▶ [Your goal]: Pull out from the material below all lines with "nervatura".

+++ Listed entries +++

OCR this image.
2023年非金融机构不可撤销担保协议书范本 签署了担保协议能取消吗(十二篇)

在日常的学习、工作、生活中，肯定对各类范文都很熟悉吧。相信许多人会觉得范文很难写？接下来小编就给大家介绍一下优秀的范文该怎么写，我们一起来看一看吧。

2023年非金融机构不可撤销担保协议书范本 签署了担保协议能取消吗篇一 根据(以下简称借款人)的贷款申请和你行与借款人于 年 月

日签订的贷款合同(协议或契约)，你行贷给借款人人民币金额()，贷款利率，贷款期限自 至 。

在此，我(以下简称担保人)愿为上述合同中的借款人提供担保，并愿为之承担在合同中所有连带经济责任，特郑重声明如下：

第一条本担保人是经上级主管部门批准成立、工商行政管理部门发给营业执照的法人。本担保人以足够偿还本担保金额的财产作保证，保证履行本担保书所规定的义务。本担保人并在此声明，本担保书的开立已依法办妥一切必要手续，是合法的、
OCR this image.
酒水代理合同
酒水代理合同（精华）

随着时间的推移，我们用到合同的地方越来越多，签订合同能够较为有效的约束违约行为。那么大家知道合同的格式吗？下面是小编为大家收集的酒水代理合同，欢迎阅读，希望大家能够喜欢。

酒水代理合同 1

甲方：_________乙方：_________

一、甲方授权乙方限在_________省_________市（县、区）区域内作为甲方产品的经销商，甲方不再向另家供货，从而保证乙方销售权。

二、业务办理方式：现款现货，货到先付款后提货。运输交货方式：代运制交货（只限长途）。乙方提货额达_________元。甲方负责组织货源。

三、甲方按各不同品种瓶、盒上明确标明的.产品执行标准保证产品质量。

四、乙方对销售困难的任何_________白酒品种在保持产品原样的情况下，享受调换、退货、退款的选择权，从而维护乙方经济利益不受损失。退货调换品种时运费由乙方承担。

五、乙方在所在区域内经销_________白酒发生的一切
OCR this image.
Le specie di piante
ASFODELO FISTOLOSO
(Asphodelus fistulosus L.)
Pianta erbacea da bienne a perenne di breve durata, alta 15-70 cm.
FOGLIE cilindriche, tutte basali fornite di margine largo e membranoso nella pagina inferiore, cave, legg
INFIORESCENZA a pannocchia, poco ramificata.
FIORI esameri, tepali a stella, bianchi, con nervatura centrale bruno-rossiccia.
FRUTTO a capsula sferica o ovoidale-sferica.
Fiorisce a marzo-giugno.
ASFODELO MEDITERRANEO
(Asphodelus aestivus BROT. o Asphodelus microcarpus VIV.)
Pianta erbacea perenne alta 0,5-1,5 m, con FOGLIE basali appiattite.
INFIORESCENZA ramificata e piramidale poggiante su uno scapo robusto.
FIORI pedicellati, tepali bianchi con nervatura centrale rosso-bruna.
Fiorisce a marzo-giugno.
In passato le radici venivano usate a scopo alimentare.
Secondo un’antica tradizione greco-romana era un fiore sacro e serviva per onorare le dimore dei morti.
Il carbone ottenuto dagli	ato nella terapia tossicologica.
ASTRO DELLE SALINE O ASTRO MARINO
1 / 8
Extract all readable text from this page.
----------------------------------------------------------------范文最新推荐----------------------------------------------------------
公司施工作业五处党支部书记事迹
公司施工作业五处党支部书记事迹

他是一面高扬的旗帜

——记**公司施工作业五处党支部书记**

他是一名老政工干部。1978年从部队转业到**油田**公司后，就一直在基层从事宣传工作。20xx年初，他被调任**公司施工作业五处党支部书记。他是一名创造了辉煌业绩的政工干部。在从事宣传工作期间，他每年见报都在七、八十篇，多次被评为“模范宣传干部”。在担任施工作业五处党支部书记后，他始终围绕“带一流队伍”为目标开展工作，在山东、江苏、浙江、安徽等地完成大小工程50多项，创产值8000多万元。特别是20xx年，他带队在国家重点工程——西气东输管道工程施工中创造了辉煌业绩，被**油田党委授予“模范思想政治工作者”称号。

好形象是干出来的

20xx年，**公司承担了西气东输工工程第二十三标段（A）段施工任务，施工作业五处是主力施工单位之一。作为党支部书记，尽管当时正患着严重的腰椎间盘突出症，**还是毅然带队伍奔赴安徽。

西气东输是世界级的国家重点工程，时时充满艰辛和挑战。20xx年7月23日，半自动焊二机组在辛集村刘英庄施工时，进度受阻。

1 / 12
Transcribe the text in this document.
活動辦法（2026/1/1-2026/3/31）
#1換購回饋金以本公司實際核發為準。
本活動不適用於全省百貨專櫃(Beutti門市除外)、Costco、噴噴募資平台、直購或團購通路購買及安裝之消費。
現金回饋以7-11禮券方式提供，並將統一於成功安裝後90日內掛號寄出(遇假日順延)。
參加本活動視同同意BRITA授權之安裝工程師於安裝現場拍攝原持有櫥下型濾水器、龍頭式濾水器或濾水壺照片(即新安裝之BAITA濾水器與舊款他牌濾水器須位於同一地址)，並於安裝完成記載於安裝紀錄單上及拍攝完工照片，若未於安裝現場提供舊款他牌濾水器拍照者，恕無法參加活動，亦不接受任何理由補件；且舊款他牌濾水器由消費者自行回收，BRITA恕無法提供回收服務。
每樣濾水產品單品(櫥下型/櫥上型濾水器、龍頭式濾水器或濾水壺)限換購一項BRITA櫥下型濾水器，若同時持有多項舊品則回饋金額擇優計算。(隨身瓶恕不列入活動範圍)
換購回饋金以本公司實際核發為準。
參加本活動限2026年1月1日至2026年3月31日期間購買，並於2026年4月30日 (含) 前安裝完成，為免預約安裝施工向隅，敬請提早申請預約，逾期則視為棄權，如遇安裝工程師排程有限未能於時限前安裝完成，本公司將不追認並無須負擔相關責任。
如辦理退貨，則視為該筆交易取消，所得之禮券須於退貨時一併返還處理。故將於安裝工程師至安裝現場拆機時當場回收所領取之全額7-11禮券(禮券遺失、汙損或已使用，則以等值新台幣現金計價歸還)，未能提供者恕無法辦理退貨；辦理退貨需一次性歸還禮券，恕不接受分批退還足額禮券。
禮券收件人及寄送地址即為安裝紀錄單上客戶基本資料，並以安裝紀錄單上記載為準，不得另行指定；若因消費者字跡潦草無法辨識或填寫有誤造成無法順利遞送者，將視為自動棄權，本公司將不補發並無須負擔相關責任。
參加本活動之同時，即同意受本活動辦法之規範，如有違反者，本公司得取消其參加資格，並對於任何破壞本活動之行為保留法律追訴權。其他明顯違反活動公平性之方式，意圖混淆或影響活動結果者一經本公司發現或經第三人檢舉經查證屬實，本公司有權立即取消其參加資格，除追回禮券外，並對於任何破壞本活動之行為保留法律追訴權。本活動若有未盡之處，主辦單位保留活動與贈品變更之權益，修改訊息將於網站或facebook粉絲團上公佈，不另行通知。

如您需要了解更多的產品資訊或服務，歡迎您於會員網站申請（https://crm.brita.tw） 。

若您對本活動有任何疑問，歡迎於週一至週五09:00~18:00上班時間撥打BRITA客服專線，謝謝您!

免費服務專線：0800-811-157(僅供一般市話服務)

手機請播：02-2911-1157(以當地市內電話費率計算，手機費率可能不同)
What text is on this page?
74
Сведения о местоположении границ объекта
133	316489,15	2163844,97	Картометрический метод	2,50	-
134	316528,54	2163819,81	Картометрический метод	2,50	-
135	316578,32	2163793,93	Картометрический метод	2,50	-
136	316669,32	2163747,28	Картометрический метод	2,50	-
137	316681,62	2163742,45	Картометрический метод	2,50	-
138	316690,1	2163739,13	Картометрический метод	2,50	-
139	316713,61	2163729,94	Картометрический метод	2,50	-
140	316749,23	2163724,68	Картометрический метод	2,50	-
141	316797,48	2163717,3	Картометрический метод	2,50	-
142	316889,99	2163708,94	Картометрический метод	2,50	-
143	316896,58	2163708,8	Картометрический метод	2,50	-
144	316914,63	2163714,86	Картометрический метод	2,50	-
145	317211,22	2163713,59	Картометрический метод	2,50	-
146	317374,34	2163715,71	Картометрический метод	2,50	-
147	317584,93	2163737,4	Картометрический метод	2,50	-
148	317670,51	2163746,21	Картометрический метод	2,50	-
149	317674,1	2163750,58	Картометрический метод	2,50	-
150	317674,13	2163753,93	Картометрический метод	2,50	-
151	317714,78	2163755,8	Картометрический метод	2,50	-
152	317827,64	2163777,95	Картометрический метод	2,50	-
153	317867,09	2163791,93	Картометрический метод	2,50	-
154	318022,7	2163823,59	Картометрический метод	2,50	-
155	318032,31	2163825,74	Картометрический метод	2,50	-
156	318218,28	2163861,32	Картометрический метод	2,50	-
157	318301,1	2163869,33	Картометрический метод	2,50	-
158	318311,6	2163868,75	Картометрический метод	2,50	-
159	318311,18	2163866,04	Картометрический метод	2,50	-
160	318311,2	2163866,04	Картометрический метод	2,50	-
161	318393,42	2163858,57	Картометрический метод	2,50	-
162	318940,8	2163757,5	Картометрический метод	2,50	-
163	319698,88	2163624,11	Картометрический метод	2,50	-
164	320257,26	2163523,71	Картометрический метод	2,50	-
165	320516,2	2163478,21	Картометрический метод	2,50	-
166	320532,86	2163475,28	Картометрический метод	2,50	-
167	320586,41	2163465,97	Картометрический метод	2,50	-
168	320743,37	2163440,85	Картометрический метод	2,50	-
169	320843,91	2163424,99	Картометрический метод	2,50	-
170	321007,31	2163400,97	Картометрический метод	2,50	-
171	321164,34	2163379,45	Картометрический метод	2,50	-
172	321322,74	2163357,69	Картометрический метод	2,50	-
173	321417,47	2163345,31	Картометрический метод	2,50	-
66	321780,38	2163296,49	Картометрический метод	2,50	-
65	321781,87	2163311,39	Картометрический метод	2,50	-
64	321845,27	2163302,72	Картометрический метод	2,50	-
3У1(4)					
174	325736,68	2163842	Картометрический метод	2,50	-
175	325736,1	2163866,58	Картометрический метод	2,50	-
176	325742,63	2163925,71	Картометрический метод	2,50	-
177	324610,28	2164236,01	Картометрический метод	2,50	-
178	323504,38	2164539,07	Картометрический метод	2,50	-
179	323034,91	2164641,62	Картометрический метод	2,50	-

+++

▶ [Response to this task]:
FIORI esameri, tepali a stella, bianchi, con nervatura centrale bruno-rossiccia.
FIORI pedicellati, tepali bianchi con nervatura centrale rosso-bruna.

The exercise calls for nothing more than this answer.